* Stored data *
════

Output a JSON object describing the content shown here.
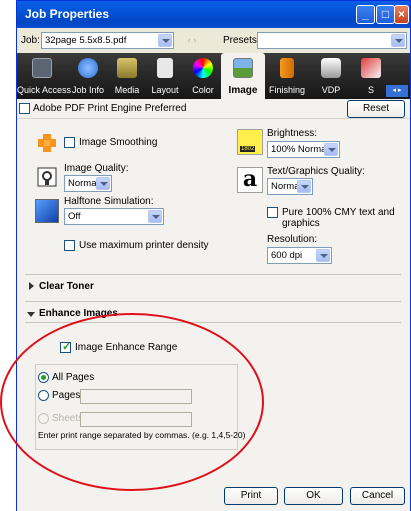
{
  "window": {
    "title": "Job Properties"
  },
  "job": {
    "label": "Job:",
    "value": "32page 5.5x8.5.pdf",
    "nav": "‹ ›",
    "presets_label": "Presets:",
    "presets_value": ""
  },
  "tabs": [
    {
      "label": "Quick Access",
      "icon": "quick-access-icon"
    },
    {
      "label": "Job Info",
      "icon": "info-icon"
    },
    {
      "label": "Media",
      "icon": "media-icon"
    },
    {
      "label": "Layout",
      "icon": "layout-icon"
    },
    {
      "label": "Color",
      "icon": "color-wheel-icon"
    },
    {
      "label": "Image",
      "icon": "image-icon",
      "active": true
    },
    {
      "label": "Finishing",
      "icon": "finishing-icon"
    },
    {
      "label": "VDP",
      "icon": "vdp-icon"
    },
    {
      "label": "S",
      "icon": "stamp-icon"
    }
  ],
  "tab_scroll": "◂ ▸",
  "pdf_engine": {
    "label": "Adobe PDF Print Engine Preferred",
    "checked": false
  },
  "reset_label": "Reset",
  "image": {
    "smoothing_label": "Image Smoothing",
    "quality_label": "Image Quality:",
    "quality_value": "Normal",
    "halftone_label": "Halftone Simulation:",
    "halftone_value": "Off",
    "max_density_label": "Use maximum printer density",
    "brightness_label": "Brightness:",
    "brightness_value": "100% Normal",
    "brightness_badge": "1802",
    "textgfx_label": "Text/Graphics Quality:",
    "textgfx_value": "Normal",
    "text_icon_glyph": "a",
    "pure_cmy_label": "Pure 100% CMY text and graphics",
    "resolution_label": "Resolution:",
    "resolution_value": "600 dpi"
  },
  "clear_toner": {
    "label": "Clear Toner"
  },
  "enhance": {
    "label": "Enhance Images",
    "range_label": "Image Enhance Range",
    "range_checked": true,
    "all_pages_label": "All Pages",
    "pages_label": "Pages",
    "sheets_label": "Sheets",
    "hint": "Enter print range separated by commas. (e.g. 1,4,5-20)"
  },
  "buttons": {
    "print": "Print",
    "ok": "OK",
    "cancel": "Cancel"
  },
  "colors": {
    "titlebar": "#0354d6",
    "tabbar": "#1f1f1f",
    "annotation": "#e0101a"
  }
}
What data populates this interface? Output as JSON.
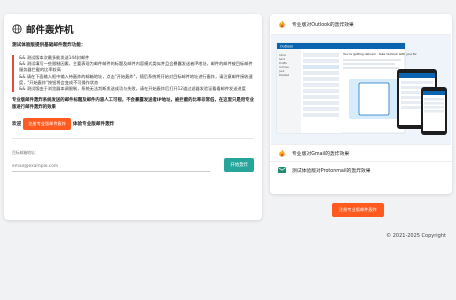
{
  "left": {
    "title": "邮件轰炸机",
    "subtitle": "测试体验版提供基础邮件轰炸功能：",
    "steps": [
      "&& 测试版本次最多能发送144封邮件",
      "&& 测试填写一些限制因素，主要表现为邮件邮件的标题及邮件内容模式类似并且会暴露发送者IP地址，邮件的邮件被目标邮件服务器拦截的比率较高",
      "&& 请在下面输入框中输入待轰炸的邮箱地址，点击\"开始轰炸\"，随后系统将开始对目标邮件地址进行轰炸，请注意邮件接收速度，\"开始轰炸\"按钮将会变成不可操作状态",
      "&& 测试版由于浏览器本调限制，系统无法判断发送成功与失败，请在开始轰炸后打开12道过滤器发验证看看邮件发送进度"
    ],
    "warning": "专业版邮件轰炸系统发送的邮件标题及邮件内容人工可视，不会暴露发送者IP地址，被拦截的比率非常低，在这里只是用专业版进行邮件轰炸的效果",
    "welcome_prefix": "欢迎",
    "welcome_button": "注册专业版邮件轰炸",
    "welcome_suffix": "体验专业版邮件轰炸",
    "email_label": "目标邮箱地址：",
    "email_placeholder": "email@example.com",
    "start_button": "开始轰炸"
  },
  "right": {
    "outlook_label": "专业版对Outlook的轰炸效果",
    "gmail_label": "专业版对Gmail的轰炸效果",
    "protonmail_label": "测试体验版对Protonmail的轰炸效果",
    "register_button": "注册专业版邮件轰炸"
  },
  "preview": {
    "folders": [
      "Inbox",
      "Sent",
      "Drafts",
      "Archive",
      "Junk",
      "Deleted"
    ],
    "headline": "You're getting deliveri - take Outlook with you for",
    "brand": "Outlook"
  },
  "footer": {
    "copyright": "© 2021-2025 Copyright"
  },
  "colors": {
    "accent_orange": "#ff5a1f",
    "accent_teal": "#26a69a",
    "step_border": "#e84b3a",
    "outlook_blue": "#0a64b0"
  }
}
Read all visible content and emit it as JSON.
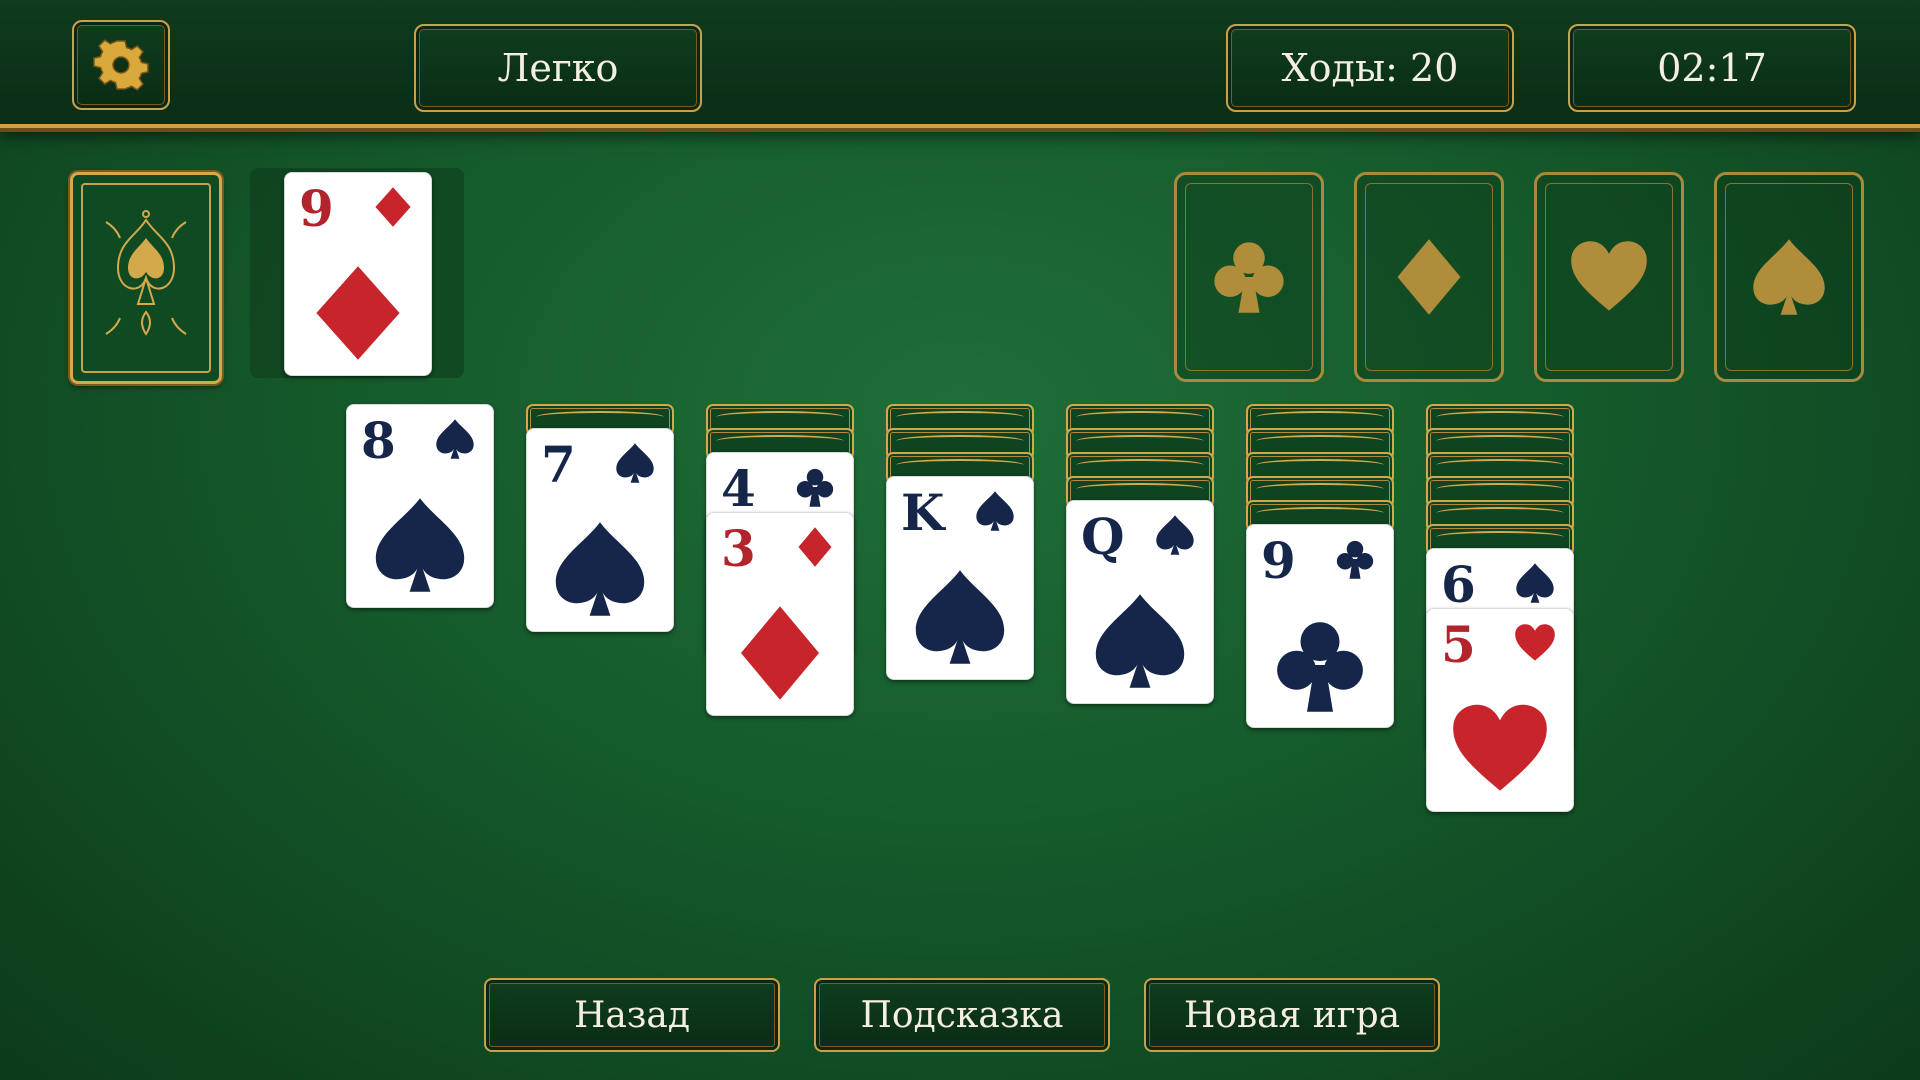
{
  "header": {
    "difficulty": "Легко",
    "moves": "Ходы: 20",
    "timer": "02:17",
    "settings_icon": "gear-icon"
  },
  "colors": {
    "felt": "#155a2b",
    "gold": "#c9a14a",
    "red_suit": "#c8242b",
    "dark_suit": "#15264a"
  },
  "stock": {
    "icon": "spade-ornament-icon"
  },
  "waste": {
    "rank": "9",
    "suit": "diamond"
  },
  "foundations": [
    {
      "suit": "club"
    },
    {
      "suit": "diamond"
    },
    {
      "suit": "heart"
    },
    {
      "suit": "spade"
    }
  ],
  "tableau": [
    {
      "face_down": 0,
      "face_up": [
        {
          "rank": "8",
          "suit": "spade"
        }
      ]
    },
    {
      "face_down": 1,
      "face_up": [
        {
          "rank": "7",
          "suit": "spade"
        }
      ]
    },
    {
      "face_down": 2,
      "face_up": [
        {
          "rank": "4",
          "suit": "club"
        },
        {
          "rank": "3",
          "suit": "diamond"
        }
      ]
    },
    {
      "face_down": 3,
      "face_up": [
        {
          "rank": "K",
          "suit": "spade"
        }
      ]
    },
    {
      "face_down": 4,
      "face_up": [
        {
          "rank": "Q",
          "suit": "spade"
        }
      ]
    },
    {
      "face_down": 5,
      "face_up": [
        {
          "rank": "9",
          "suit": "club"
        }
      ]
    },
    {
      "face_down": 6,
      "face_up": [
        {
          "rank": "6",
          "suit": "spade"
        },
        {
          "rank": "5",
          "suit": "heart"
        }
      ]
    }
  ],
  "footer": {
    "back": "Назад",
    "hint": "Подсказка",
    "new_game": "Новая игра"
  }
}
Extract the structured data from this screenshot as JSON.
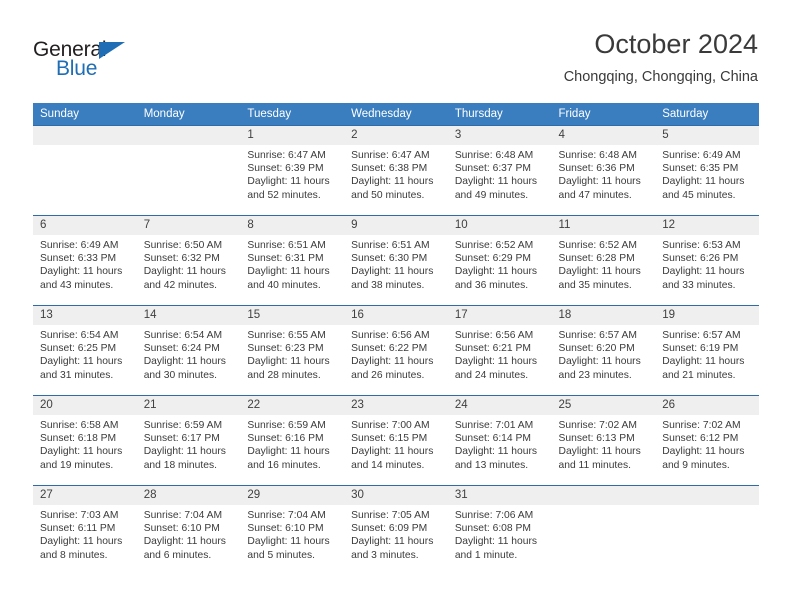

════

* WORK REQUIRED *
Reproduce all of the data exactly; the pictures do not belong in the copy.

* PROBLEM SOLUTION *
Output a JSON object describing the content shown here.
{
  "window": {
    "title": "Job Properties"
  },
  "job": {
    "label": "Job:",
    "value": "32page 5.5x8.5.pdf",
    "nav": "‹ ›",
    "presets_label": "Presets:",
    "presets_value": ""
  },
  "tabs": [
    {
      "label": "Quick Access",
      "icon": "quick-access-icon"
    },
    {
      "label": "Job Info",
      "icon": "info-icon"
    },
    {
      "label": "Media",
      "icon": "media-icon"
    },
    {
      "label": "Layout",
      "icon": "layout-icon"
    },
    {
      "label": "Color",
      "icon": "color-wheel-icon"
    },
    {
      "label": "Image",
      "icon": "image-icon",
      "active": true
    },
    {
      "label": "Finishing",
      "icon": "finishing-icon"
    },
    {
      "label": "VDP",
      "icon": "vdp-icon"
    },
    {
      "label": "S",
      "icon": "stamp-icon"
    }
  ],
  "tab_scroll": "◂ ▸",
  "pdf_engine": {
    "label": "Adobe PDF Print Engine Preferred",
    "checked": false
  },
  "reset_label": "Reset",
  "image": {
    "smoothing_label": "Image Smoothing",
    "quality_label": "Image Quality:",
    "quality_value": "Normal",
    "halftone_label": "Halftone Simulation:",
    "halftone_value": "Off",
    "max_density_label": "Use maximum printer density",
    "brightness_label": "Brightness:",
    "brightness_value": "100% Normal",
    "brightness_badge": "1802",
    "textgfx_label": "Text/Graphics Quality:",
    "textgfx_value": "Normal",
    "text_icon_glyph": "a",
    "pure_cmy_label": "Pure 100% CMY text and graphics",
    "resolution_label": "Resolution:",
    "resolution_value": "600 dpi"
  },
  "clear_toner": {
    "label": "Clear Toner"
  },
  "enhance": {
    "label": "Enhance Images",
    "range_label": "Image Enhance Range",
    "range_checked": true,
    "all_pages_label": "All Pages",
    "pages_label": "Pages",
    "sheets_label": "Sheets",
    "hint": "Enter print range separated by commas. (e.g. 1,4,5-20)"
  },
  "buttons": {
    "print": "Print",
    "ok": "OK",
    "cancel": "Cancel"
  },
  "colors": {
    "titlebar": "#0354d6",
    "tabbar": "#1f1f1f",
    "annotation": "#e0101a"
  }
}
What data populates this interface? Output as JSON.
{
  "left": {
    "title": "邮件轰炸机",
    "subtitle": "测试体验版提供基础邮件轰炸功能：",
    "steps": [
      "&& 测试版本次最多能发送144封邮件",
      "&& 测试填写一些限制因素，主要表现为邮件邮件的标题及邮件内容模式类似并且会暴露发送者IP地址，邮件的邮件被目标邮件服务器拦截的比率较高",
      "&& 请在下面输入框中输入待轰炸的邮箱地址，点击\"开始轰炸\"，随后系统将开始对目标邮件地址进行轰炸，请注意邮件接收速度，\"开始轰炸\"按钮将会变成不可操作状态",
      "&& 测试版由于浏览器本调限制，系统无法判断发送成功与失败，请在开始轰炸后打开12道过滤器发验证看看邮件发送进度"
    ],
    "warning": "专业版邮件轰炸系统发送的邮件标题及邮件内容人工可视，不会暴露发送者IP地址，被拦截的比率非常低，在这里只是用专业版进行邮件轰炸的效果",
    "welcome_prefix": "欢迎",
    "welcome_button": "注册专业版邮件轰炸",
    "welcome_suffix": "体验专业版邮件轰炸",
    "email_label": "目标邮箱地址：",
    "email_placeholder": "email@example.com",
    "start_button": "开始轰炸"
  },
  "right": {
    "outlook_label": "专业版对Outlook的轰炸效果",
    "gmail_label": "专业版对Gmail的轰炸效果",
    "protonmail_label": "测试体验版对Protonmail的轰炸效果",
    "register_button": "注册专业版邮件轰炸"
  },
  "preview": {
    "folders": [
      "Inbox",
      "Sent",
      "Drafts",
      "Archive",
      "Junk",
      "Deleted"
    ],
    "headline": "You're getting deliveri - take Outlook with you for",
    "brand": "Outlook"
  },
  "footer": {
    "copyright": "© 2021-2025 Copyright"
  },
  "colors": {
    "accent_orange": "#ff5a1f",
    "accent_teal": "#26a69a",
    "step_border": "#e84b3a",
    "outlook_blue": "#0a64b0"
  }
}
Read all visible content and emit it as JSON.
{
  "header": {
    "difficulty": "Легко",
    "moves": "Ходы: 20",
    "timer": "02:17",
    "settings_icon": "gear-icon"
  },
  "colors": {
    "felt": "#155a2b",
    "gold": "#c9a14a",
    "red_suit": "#c8242b",
    "dark_suit": "#15264a"
  },
  "stock": {
    "icon": "spade-ornament-icon"
  },
  "waste": {
    "rank": "9",
    "suit": "diamond"
  },
  "foundations": [
    {
      "suit": "club"
    },
    {
      "suit": "diamond"
    },
    {
      "suit": "heart"
    },
    {
      "suit": "spade"
    }
  ],
  "tableau": [
    {
      "face_down": 0,
      "face_up": [
        {
          "rank": "8",
          "suit": "spade"
        }
      ]
    },
    {
      "face_down": 1,
      "face_up": [
        {
          "rank": "7",
          "suit": "spade"
        }
      ]
    },
    {
      "face_down": 2,
      "face_up": [
        {
          "rank": "4",
          "suit": "club"
        },
        {
          "rank": "3",
          "suit": "diamond"
        }
      ]
    },
    {
      "face_down": 3,
      "face_up": [
        {
          "rank": "K",
          "suit": "spade"
        }
      ]
    },
    {
      "face_down": 4,
      "face_up": [
        {
          "rank": "Q",
          "suit": "spade"
        }
      ]
    },
    {
      "face_down": 5,
      "face_up": [
        {
          "rank": "9",
          "suit": "club"
        }
      ]
    },
    {
      "face_down": 6,
      "face_up": [
        {
          "rank": "6",
          "suit": "spade"
        },
        {
          "rank": "5",
          "suit": "heart"
        }
      ]
    }
  ],
  "footer": {
    "back": "Назад",
    "hint": "Подсказка",
    "new_game": "Новая игра"
  }
}
Extract the structured data from this screenshot as JSON.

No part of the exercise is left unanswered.